## Task instructions
Would you write out the listing verbatim and skip every picture in it?

## Material shown
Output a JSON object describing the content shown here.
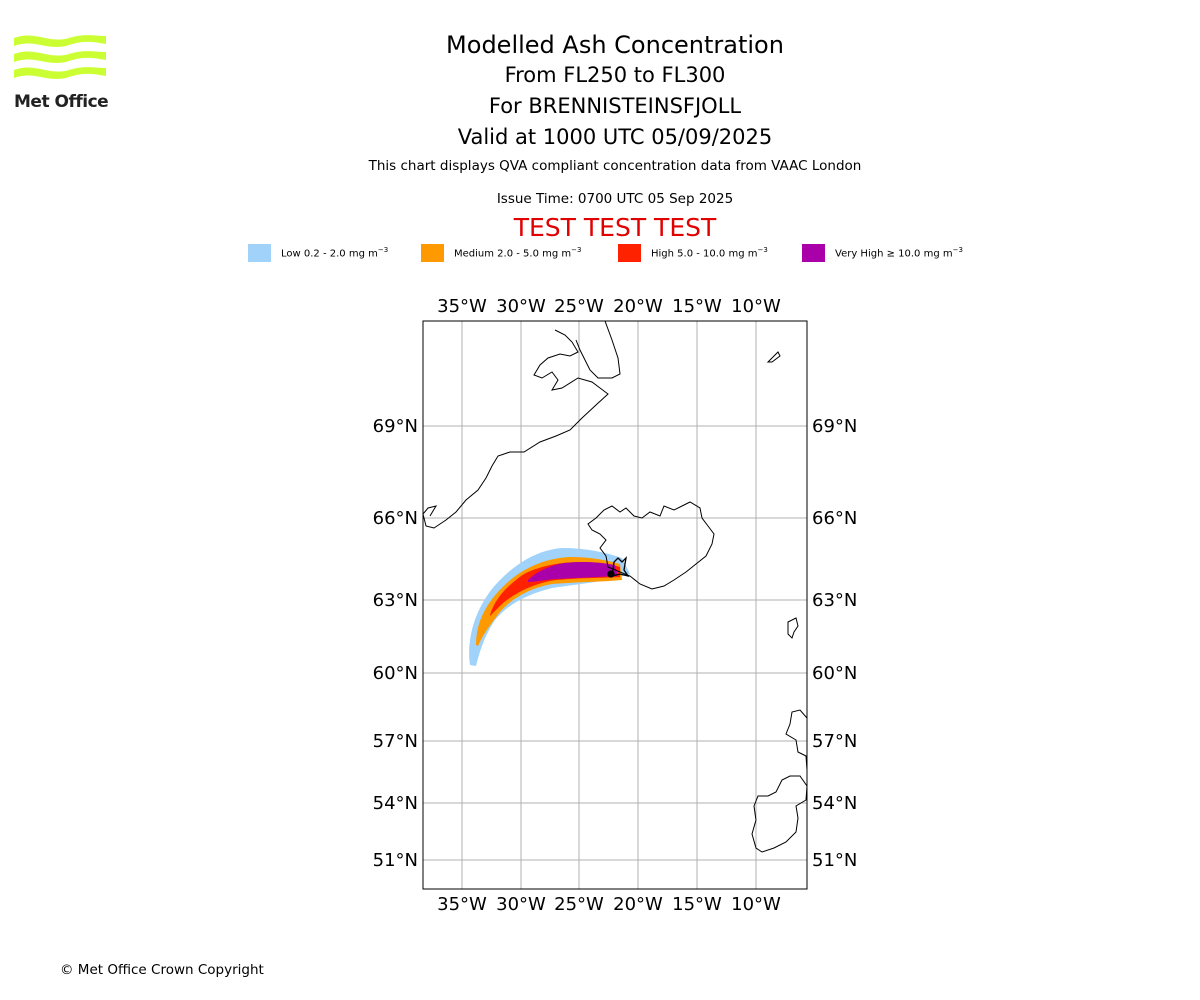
{
  "logo": {
    "text": "Met Office",
    "icon": "met-office-wave-logo",
    "color": "#ccff33"
  },
  "header": {
    "title": "Modelled Ash Concentration",
    "levels": "From FL250 to FL300",
    "volcano": "For BRENNISTEINSFJOLL",
    "valid": "Valid at 1000 UTC 05/09/2025",
    "description": "This chart displays QVA compliant concentration data from VAAC London",
    "issue_time": "Issue Time: 0700 UTC 05 Sep 2025",
    "test_banner": "TEST TEST TEST",
    "test_color": "#e10000"
  },
  "legend": [
    {
      "label": "Low 0.2 - 2.0 mg m",
      "unit_exp": "−3",
      "color": "#a0d2fa"
    },
    {
      "label": "Medium 2.0 - 5.0 mg m",
      "unit_exp": "−3",
      "color": "#ff9900"
    },
    {
      "label": "High 5.0 - 10.0 mg m",
      "unit_exp": "−3",
      "color": "#ff2200"
    },
    {
      "label": "Very High ≥ 10.0 mg m",
      "unit_exp": "−3",
      "color": "#aa00aa"
    }
  ],
  "map": {
    "lon_ticks": [
      "35°W",
      "30°W",
      "25°W",
      "20°W",
      "15°W",
      "10°W"
    ],
    "lat_ticks": [
      "69°N",
      "66°N",
      "63°N",
      "60°N",
      "57°N",
      "54°N",
      "51°N"
    ]
  },
  "footer": {
    "copyright": "© Met Office Crown Copyright"
  }
}
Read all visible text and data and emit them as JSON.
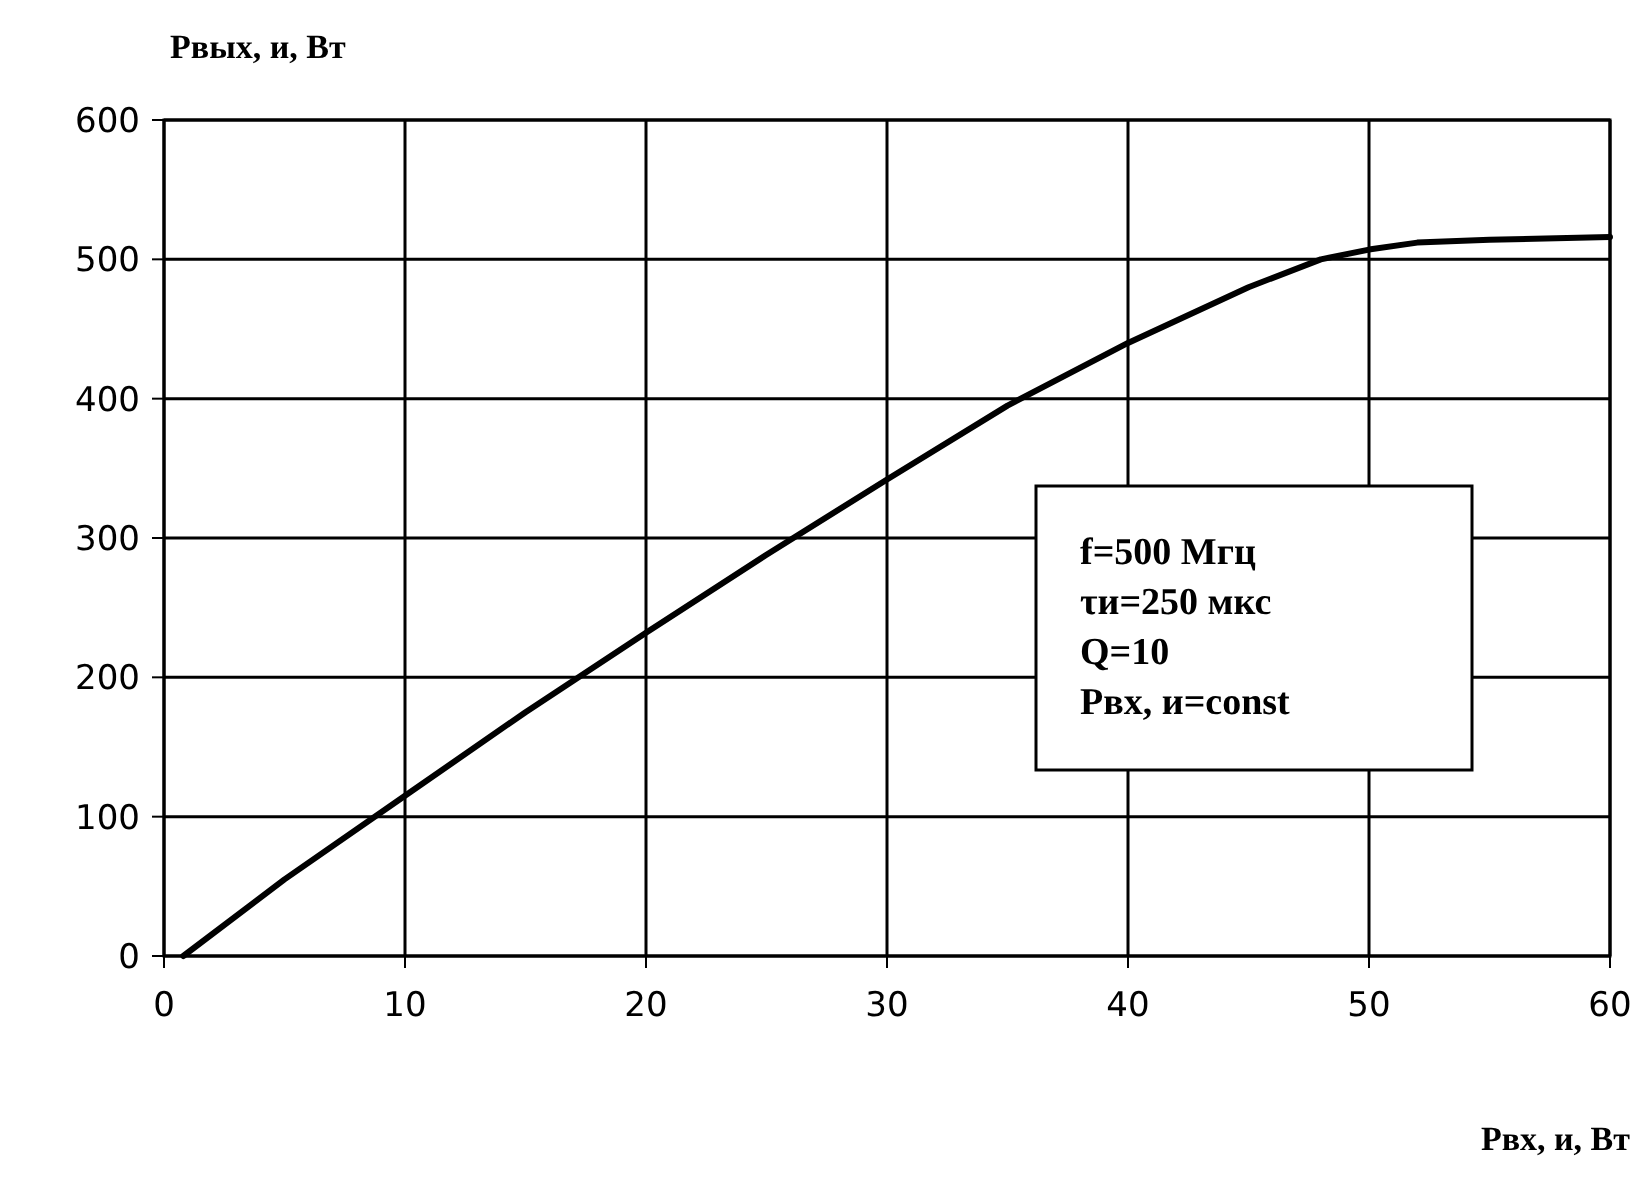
{
  "chart_data": {
    "type": "line",
    "xlabel": "Рвх, и, Вт",
    "ylabel": "Рвых, и, Вт",
    "xlim": [
      0,
      60
    ],
    "xticks": [
      0,
      10,
      20,
      30,
      40,
      50,
      60
    ],
    "ylim": [
      0,
      600
    ],
    "yticks": [
      0,
      100,
      200,
      300,
      400,
      500,
      600
    ],
    "grid": true,
    "marker": "none",
    "line_style": "solid",
    "series": [
      {
        "color": "#000000",
        "x": [
          0.8,
          5,
          10,
          15,
          20,
          25,
          30,
          35,
          40,
          45,
          48,
          50,
          52,
          55,
          60
        ],
        "values": [
          0,
          55,
          115,
          175,
          232,
          288,
          342,
          395,
          440,
          480,
          500,
          507,
          512,
          514,
          516
        ]
      }
    ],
    "annotations": [
      "f=500 Мгц",
      "τи=250 мкс",
      "Q=10",
      "Рвх, и=const"
    ]
  }
}
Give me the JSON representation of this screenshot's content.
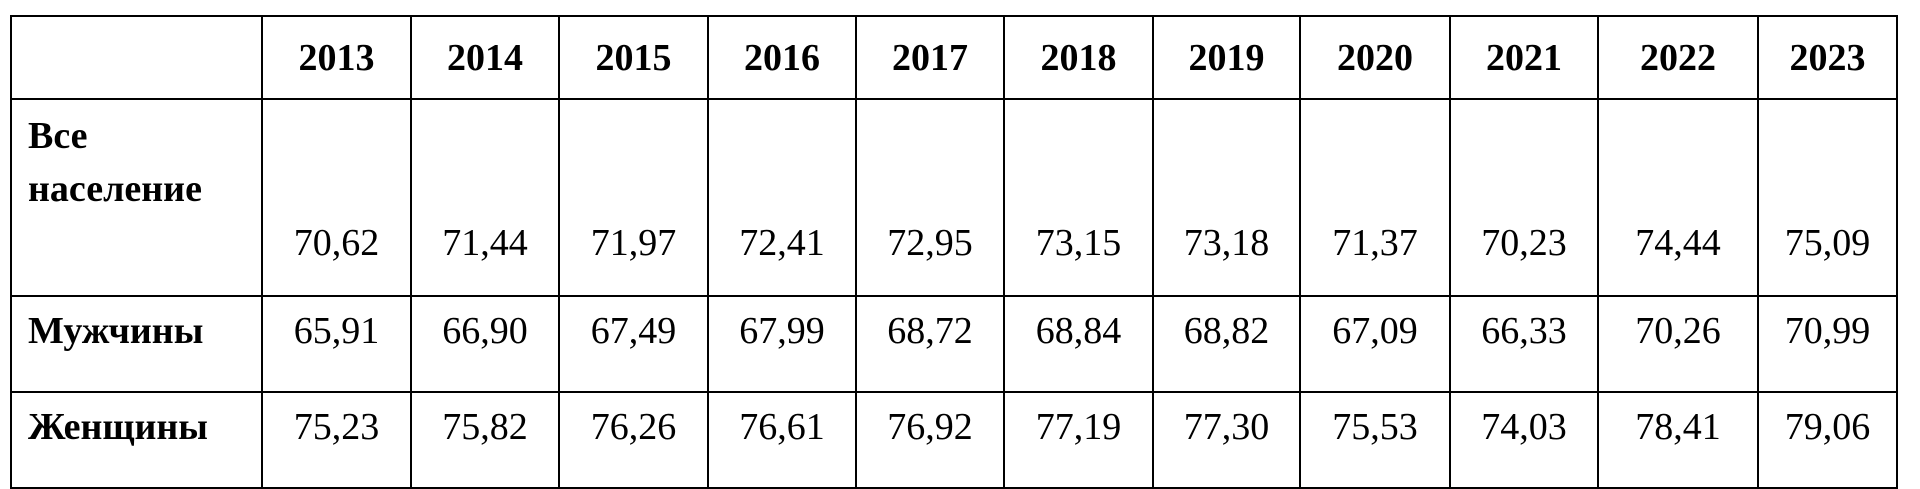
{
  "table": {
    "columns": [
      "2013",
      "2014",
      "2015",
      "2016",
      "2017",
      "2018",
      "2019",
      "2020",
      "2021",
      "2022",
      "2023"
    ],
    "rows": [
      {
        "label": "Все население",
        "values": [
          "70,62",
          "71,44",
          "71,97",
          "72,41",
          "72,95",
          "73,15",
          "73,18",
          "71,37",
          "70,23",
          "74,44",
          "75,09"
        ]
      },
      {
        "label": "Мужчины",
        "values": [
          "65,91",
          "66,90",
          "67,49",
          "67,99",
          "68,72",
          "68,84",
          "68,82",
          "67,09",
          "66,33",
          "70,26",
          "70,99"
        ]
      },
      {
        "label": "Женщины",
        "values": [
          "75,23",
          "75,82",
          "76,26",
          "76,61",
          "76,92",
          "77,19",
          "77,30",
          "75,53",
          "74,03",
          "78,41",
          "79,06"
        ]
      }
    ]
  }
}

## Expected answer
Output a JSON object describing the content shown here.
{
  "logo": {
    "text": "Met Office",
    "icon": "met-office-wave-logo",
    "color": "#ccff33"
  },
  "header": {
    "title": "Modelled Ash Concentration",
    "levels": "From FL250 to FL300",
    "volcano": "For BRENNISTEINSFJOLL",
    "valid": "Valid at 1000 UTC 05/09/2025",
    "description": "This chart displays QVA compliant concentration data from VAAC London",
    "issue_time": "Issue Time: 0700 UTC 05 Sep 2025",
    "test_banner": "TEST TEST TEST",
    "test_color": "#e10000"
  },
  "legend": [
    {
      "label": "Low 0.2 - 2.0 mg m",
      "unit_exp": "−3",
      "color": "#a0d2fa"
    },
    {
      "label": "Medium 2.0 - 5.0 mg m",
      "unit_exp": "−3",
      "color": "#ff9900"
    },
    {
      "label": "High 5.0 - 10.0 mg m",
      "unit_exp": "−3",
      "color": "#ff2200"
    },
    {
      "label": "Very High ≥ 10.0 mg m",
      "unit_exp": "−3",
      "color": "#aa00aa"
    }
  ],
  "map": {
    "lon_ticks": [
      "35°W",
      "30°W",
      "25°W",
      "20°W",
      "15°W",
      "10°W"
    ],
    "lat_ticks": [
      "69°N",
      "66°N",
      "63°N",
      "60°N",
      "57°N",
      "54°N",
      "51°N"
    ]
  },
  "footer": {
    "copyright": "© Met Office Crown Copyright"
  }
}
Read all visible text and data and emit them as JSON.
{
  "chart_data": {
    "type": "line",
    "xlabel": "Рвх, и, Вт",
    "ylabel": "Рвых, и, Вт",
    "xlim": [
      0,
      60
    ],
    "xticks": [
      0,
      10,
      20,
      30,
      40,
      50,
      60
    ],
    "ylim": [
      0,
      600
    ],
    "yticks": [
      0,
      100,
      200,
      300,
      400,
      500,
      600
    ],
    "grid": true,
    "marker": "none",
    "line_style": "solid",
    "series": [
      {
        "color": "#000000",
        "x": [
          0.8,
          5,
          10,
          15,
          20,
          25,
          30,
          35,
          40,
          45,
          48,
          50,
          52,
          55,
          60
        ],
        "values": [
          0,
          55,
          115,
          175,
          232,
          288,
          342,
          395,
          440,
          480,
          500,
          507,
          512,
          514,
          516
        ]
      }
    ],
    "annotations": [
      "f=500 Мгц",
      "τи=250 мкс",
      "Q=10",
      "Рвх, и=const"
    ]
  }
}
Give me the JSON representation of this screenshot's content.
{
  "table": {
    "columns": [
      "2013",
      "2014",
      "2015",
      "2016",
      "2017",
      "2018",
      "2019",
      "2020",
      "2021",
      "2022",
      "2023"
    ],
    "rows": [
      {
        "label": "Все население",
        "values": [
          "70,62",
          "71,44",
          "71,97",
          "72,41",
          "72,95",
          "73,15",
          "73,18",
          "71,37",
          "70,23",
          "74,44",
          "75,09"
        ]
      },
      {
        "label": "Мужчины",
        "values": [
          "65,91",
          "66,90",
          "67,49",
          "67,99",
          "68,72",
          "68,84",
          "68,82",
          "67,09",
          "66,33",
          "70,26",
          "70,99"
        ]
      },
      {
        "label": "Женщины",
        "values": [
          "75,23",
          "75,82",
          "76,26",
          "76,61",
          "76,92",
          "77,19",
          "77,30",
          "75,53",
          "74,03",
          "78,41",
          "79,06"
        ]
      }
    ]
  }
}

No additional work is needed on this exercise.